Information supplied
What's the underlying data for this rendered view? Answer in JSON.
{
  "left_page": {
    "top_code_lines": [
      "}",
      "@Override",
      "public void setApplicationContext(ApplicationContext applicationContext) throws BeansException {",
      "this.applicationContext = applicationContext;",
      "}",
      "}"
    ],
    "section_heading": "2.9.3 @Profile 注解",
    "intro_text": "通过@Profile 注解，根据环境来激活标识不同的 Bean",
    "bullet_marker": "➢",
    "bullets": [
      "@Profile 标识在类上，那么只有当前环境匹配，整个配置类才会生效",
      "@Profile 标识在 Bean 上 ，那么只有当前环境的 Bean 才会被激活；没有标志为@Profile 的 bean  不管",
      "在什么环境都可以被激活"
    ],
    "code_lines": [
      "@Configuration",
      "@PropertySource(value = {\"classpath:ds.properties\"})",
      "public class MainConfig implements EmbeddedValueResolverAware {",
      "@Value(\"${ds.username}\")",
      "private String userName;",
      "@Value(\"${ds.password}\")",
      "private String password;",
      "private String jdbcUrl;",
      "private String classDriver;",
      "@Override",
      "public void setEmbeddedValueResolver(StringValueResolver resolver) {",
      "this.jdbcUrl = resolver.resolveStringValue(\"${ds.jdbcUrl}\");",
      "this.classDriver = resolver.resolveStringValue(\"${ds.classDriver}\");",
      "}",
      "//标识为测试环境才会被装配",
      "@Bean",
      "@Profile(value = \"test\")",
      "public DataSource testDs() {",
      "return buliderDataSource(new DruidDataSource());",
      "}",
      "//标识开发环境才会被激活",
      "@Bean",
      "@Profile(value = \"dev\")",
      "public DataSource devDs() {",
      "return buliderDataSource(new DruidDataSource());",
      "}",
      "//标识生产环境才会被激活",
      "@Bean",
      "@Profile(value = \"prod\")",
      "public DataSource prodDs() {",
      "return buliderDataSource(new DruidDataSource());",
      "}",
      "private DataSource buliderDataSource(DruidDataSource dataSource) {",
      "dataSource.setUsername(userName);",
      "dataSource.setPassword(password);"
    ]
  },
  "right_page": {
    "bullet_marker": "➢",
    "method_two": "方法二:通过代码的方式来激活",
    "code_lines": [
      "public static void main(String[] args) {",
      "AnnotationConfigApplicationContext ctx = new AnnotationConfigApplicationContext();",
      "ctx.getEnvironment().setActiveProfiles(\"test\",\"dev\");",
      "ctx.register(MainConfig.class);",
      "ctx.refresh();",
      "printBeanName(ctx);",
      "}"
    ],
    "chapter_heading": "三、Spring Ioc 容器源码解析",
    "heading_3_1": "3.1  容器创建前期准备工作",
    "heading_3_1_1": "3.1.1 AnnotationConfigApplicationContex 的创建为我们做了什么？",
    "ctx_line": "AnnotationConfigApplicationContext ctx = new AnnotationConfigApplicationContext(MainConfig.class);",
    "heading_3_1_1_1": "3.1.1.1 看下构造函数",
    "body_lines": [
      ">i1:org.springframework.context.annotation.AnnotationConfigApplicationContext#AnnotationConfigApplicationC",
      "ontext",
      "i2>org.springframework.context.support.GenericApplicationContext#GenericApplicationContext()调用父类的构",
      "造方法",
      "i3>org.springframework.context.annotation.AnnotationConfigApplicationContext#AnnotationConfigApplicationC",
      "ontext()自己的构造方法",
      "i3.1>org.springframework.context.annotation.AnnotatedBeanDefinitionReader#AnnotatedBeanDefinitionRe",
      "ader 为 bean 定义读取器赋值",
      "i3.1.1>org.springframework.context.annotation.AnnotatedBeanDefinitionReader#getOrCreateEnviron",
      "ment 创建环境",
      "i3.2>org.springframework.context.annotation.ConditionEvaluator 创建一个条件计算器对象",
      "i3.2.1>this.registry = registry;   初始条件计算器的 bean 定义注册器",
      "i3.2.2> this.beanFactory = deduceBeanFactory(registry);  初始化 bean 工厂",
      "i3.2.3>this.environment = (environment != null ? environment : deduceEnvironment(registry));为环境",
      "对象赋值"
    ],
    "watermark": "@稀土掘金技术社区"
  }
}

--

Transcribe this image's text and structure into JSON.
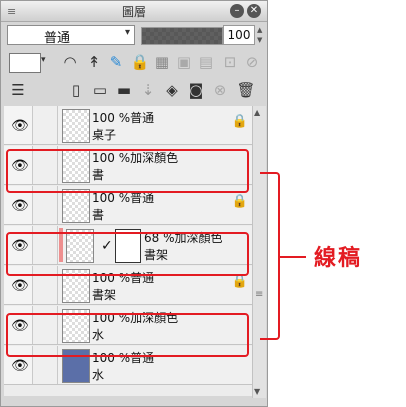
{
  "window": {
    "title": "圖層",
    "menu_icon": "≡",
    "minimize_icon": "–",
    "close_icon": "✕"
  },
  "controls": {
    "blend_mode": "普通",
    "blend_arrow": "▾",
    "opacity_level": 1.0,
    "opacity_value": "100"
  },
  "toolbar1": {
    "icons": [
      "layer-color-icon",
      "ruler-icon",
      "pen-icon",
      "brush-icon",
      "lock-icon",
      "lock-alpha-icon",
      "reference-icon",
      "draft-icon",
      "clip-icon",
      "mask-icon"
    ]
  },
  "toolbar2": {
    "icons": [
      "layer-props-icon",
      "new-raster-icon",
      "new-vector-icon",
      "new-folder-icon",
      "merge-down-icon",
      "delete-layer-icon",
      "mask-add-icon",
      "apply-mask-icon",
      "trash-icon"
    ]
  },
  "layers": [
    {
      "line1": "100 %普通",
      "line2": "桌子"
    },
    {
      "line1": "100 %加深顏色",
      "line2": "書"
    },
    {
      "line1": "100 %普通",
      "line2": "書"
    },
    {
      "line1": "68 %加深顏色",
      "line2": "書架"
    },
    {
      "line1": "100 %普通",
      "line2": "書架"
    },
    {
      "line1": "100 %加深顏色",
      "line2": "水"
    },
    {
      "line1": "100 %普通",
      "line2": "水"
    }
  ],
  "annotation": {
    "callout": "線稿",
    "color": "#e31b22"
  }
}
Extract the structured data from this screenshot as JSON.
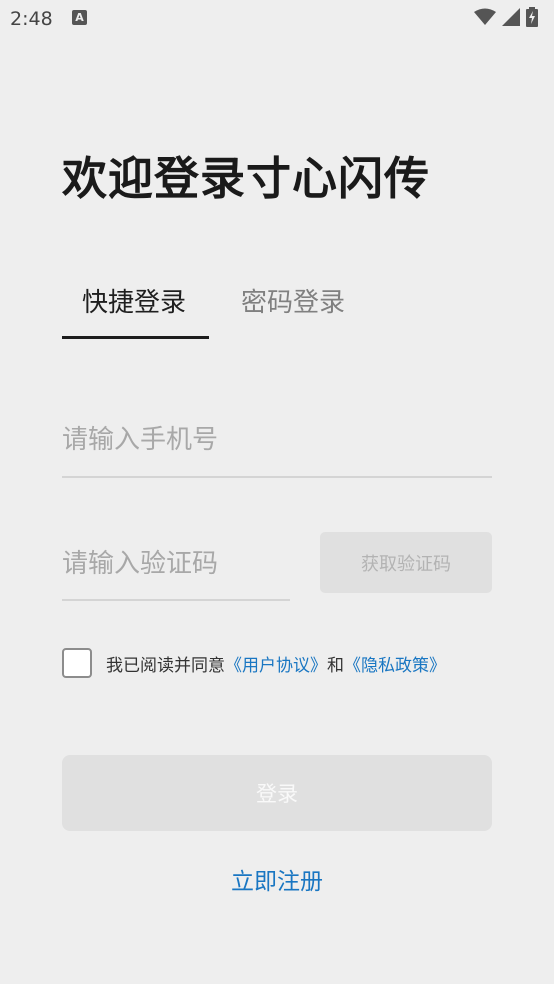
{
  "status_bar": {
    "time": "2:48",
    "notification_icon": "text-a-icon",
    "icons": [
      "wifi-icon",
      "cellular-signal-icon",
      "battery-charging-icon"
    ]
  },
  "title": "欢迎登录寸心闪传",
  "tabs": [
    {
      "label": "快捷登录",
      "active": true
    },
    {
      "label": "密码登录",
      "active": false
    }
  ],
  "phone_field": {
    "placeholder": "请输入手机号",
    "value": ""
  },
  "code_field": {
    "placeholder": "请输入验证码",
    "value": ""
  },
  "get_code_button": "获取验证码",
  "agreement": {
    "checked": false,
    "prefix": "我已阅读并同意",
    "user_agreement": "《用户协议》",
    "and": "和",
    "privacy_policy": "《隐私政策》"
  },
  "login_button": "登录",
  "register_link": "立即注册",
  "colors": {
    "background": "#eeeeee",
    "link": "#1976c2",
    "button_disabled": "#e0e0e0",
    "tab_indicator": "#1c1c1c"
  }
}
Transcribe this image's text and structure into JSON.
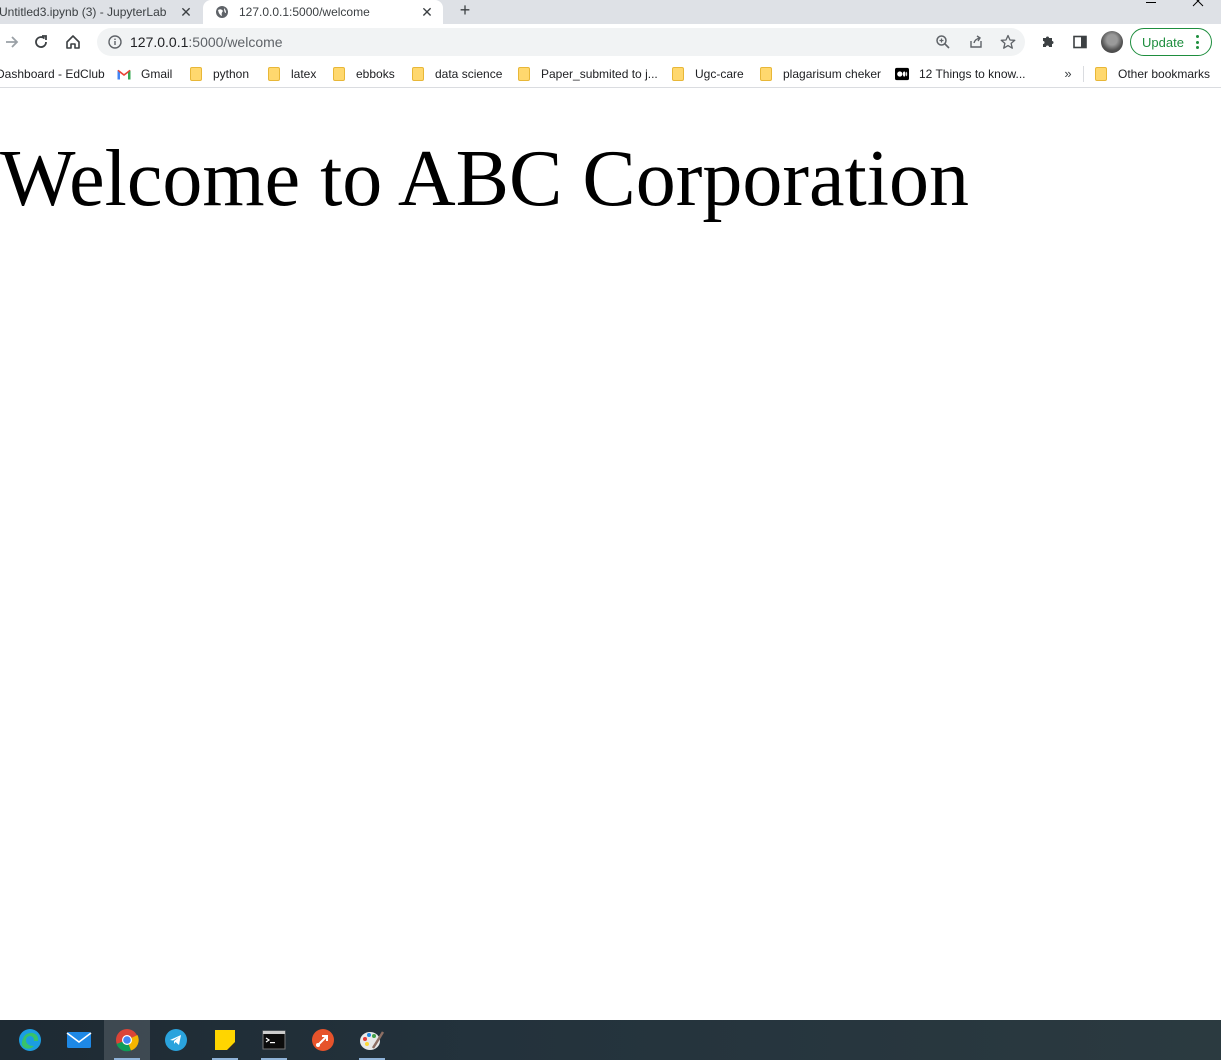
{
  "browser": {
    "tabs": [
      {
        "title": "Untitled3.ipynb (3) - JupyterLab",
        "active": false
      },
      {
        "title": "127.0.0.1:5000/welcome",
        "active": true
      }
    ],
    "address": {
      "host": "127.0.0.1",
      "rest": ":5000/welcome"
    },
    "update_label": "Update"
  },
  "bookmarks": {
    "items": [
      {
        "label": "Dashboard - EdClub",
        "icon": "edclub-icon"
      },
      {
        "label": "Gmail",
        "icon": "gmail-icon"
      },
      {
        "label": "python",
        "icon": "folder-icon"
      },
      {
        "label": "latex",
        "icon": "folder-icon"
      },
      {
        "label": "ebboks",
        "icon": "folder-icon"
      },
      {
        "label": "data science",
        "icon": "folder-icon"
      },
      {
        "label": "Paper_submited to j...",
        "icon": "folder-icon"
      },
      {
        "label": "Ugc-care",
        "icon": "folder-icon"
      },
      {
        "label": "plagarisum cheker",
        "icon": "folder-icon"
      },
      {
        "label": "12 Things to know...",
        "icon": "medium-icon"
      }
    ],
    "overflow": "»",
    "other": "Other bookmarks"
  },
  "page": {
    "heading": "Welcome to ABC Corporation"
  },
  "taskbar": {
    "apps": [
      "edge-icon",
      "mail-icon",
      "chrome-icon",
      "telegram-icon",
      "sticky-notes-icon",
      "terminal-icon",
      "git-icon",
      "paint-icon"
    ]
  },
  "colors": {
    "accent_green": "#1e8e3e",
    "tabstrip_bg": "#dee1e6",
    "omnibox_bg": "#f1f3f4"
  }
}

Directions
In the entries above, how many lines hold the word "AnnotationConfigApplicationContext"? State the number and nothing else.

Result
4